Wherever the word "ASISTENTE" appears in the entries, copy the whole line.

:: DATA LISTING ::

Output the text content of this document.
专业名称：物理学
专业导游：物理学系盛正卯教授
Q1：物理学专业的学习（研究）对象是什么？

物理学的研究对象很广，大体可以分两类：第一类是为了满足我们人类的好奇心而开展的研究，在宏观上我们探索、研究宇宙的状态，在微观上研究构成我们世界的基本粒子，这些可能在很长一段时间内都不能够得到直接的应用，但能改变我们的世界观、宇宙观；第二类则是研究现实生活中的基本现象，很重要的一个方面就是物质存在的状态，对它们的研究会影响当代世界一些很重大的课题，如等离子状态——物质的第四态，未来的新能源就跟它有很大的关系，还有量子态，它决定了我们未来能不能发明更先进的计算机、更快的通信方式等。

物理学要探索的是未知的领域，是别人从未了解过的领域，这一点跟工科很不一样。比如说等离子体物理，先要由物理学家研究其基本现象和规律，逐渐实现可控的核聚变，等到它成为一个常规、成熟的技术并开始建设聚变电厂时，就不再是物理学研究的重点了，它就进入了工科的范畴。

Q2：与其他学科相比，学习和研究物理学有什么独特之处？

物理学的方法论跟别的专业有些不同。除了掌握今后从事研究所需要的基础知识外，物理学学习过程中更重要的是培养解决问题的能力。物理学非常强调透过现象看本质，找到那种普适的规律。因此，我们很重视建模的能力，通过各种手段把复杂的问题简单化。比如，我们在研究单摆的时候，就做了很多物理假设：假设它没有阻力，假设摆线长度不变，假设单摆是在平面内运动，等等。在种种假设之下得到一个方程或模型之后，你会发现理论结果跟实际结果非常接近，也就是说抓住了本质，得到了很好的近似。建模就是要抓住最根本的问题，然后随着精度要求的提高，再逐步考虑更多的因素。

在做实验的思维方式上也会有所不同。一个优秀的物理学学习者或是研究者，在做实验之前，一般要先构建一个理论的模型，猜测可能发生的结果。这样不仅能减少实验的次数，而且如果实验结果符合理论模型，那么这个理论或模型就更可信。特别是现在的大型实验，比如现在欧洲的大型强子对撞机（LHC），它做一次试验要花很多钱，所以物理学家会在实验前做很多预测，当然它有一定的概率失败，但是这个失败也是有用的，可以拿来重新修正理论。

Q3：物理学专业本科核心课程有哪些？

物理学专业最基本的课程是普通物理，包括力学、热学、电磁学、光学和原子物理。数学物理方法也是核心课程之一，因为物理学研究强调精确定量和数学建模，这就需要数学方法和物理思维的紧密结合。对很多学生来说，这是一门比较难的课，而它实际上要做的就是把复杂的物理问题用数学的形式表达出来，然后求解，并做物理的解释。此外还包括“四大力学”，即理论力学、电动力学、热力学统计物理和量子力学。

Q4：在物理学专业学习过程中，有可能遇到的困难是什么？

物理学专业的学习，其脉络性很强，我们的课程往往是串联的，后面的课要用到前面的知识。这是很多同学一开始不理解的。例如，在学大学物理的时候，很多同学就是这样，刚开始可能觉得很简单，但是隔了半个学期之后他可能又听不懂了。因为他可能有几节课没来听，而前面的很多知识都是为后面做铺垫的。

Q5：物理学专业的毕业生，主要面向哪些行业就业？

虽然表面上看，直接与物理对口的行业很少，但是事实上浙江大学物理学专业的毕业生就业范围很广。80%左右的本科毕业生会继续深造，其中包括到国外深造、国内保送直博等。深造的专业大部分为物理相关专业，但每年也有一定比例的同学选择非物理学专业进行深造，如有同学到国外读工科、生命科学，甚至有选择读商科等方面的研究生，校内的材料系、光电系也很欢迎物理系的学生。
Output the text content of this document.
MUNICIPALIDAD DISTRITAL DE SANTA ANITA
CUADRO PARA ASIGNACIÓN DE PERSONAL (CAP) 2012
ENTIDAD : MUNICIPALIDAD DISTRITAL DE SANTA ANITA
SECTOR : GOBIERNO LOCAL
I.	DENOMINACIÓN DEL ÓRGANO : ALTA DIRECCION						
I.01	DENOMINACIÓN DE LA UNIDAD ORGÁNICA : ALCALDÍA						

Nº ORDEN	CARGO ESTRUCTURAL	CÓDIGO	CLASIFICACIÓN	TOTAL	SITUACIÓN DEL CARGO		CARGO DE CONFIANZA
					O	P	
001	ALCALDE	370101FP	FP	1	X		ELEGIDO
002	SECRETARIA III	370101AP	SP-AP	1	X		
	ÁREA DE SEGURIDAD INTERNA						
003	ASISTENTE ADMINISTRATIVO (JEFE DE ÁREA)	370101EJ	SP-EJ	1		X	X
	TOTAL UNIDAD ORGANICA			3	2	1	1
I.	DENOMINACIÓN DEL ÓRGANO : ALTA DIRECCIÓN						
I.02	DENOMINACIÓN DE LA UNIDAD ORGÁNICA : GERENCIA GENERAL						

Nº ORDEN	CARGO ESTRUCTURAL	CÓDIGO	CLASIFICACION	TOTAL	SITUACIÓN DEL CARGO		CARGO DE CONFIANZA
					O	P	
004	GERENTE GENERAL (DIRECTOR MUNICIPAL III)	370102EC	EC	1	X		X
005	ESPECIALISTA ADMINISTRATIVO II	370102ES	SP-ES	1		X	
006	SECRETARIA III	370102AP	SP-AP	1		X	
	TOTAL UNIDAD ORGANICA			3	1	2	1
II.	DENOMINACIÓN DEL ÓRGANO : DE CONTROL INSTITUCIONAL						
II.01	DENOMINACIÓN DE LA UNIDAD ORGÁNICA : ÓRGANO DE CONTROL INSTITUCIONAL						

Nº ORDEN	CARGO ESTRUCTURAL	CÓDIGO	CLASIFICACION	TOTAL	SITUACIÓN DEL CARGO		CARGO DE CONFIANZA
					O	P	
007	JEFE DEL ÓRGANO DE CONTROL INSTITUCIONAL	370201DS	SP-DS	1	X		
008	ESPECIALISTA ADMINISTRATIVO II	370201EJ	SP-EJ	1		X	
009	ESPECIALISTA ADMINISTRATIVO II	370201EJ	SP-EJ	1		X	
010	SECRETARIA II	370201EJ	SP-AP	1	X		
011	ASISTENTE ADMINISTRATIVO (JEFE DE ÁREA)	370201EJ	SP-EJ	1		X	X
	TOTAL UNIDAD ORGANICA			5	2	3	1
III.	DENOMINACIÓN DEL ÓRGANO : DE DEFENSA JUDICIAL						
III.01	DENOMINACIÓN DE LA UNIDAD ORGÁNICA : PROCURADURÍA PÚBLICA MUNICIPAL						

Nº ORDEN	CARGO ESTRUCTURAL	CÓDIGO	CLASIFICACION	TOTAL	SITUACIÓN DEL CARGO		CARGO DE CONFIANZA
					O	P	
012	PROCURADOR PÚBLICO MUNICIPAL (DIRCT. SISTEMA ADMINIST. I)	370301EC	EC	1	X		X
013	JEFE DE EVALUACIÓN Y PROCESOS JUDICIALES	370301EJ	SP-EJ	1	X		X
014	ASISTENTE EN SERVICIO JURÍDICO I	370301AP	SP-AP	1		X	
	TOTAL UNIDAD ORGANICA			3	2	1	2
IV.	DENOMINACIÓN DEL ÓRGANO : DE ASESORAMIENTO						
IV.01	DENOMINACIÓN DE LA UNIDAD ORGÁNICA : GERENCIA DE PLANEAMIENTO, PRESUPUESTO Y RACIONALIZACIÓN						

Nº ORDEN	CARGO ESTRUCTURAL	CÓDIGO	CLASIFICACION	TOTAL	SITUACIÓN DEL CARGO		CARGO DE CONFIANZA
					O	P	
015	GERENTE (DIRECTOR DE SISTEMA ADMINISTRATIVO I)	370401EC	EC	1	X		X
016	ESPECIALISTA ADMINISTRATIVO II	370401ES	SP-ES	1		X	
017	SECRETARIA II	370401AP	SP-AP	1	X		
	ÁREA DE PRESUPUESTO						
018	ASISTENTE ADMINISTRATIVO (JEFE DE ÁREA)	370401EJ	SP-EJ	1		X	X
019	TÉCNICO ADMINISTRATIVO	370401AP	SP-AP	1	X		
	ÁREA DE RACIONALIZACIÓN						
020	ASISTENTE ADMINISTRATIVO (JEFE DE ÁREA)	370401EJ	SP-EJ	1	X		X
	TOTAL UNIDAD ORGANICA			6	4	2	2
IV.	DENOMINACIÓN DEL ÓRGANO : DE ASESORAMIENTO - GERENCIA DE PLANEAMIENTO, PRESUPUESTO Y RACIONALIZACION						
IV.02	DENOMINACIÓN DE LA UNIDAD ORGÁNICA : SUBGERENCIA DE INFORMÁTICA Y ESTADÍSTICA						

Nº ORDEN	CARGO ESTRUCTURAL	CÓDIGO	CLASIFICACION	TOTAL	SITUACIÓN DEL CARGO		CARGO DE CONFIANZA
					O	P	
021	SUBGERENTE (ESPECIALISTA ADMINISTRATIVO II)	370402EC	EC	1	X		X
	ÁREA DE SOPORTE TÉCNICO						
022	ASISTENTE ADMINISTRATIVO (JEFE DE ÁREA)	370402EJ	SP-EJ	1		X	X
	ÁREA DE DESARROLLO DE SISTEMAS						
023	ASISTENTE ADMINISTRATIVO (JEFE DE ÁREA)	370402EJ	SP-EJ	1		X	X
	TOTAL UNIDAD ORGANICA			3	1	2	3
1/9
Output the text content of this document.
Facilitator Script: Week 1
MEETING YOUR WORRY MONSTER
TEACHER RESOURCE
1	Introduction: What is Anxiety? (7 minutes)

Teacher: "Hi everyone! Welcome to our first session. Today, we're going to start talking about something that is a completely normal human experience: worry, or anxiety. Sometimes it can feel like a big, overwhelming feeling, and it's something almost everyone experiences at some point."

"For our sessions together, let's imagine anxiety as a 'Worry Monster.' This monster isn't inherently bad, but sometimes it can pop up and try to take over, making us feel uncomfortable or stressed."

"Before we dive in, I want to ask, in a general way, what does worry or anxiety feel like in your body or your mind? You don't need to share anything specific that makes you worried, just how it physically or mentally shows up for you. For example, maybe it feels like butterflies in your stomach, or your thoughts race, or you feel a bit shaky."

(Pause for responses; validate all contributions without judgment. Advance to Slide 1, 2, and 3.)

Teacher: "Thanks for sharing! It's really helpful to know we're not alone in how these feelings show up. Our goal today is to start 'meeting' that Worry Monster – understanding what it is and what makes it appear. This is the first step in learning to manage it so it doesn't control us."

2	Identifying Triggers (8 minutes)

:::

[FULL ANSWER]:
003	ASISTENTE ADMINISTRATIVO (JEFE DE ÁREA)	370101EJ	SP-EJ	1		X	X
011	ASISTENTE ADMINISTRATIVO (JEFE DE ÁREA)	370201EJ	SP-EJ	1		X	X
014	ASISTENTE EN SERVICIO JURÍDICO I	370301AP	SP-AP	1		X	
018	ASISTENTE ADMINISTRATIVO (JEFE DE ÁREA)	370401EJ	SP-EJ	1		X	X
020	ASISTENTE ADMINISTRATIVO (JEFE DE ÁREA)	370401EJ	SP-EJ	1	X		X
022	ASISTENTE ADMINISTRATIVO (JEFE DE ÁREA)	370402EJ	SP-EJ	1		X	X
023	ASISTENTE ADMINISTRATIVO (JEFE DE ÁREA)	370402EJ	SP-EJ	1		X	X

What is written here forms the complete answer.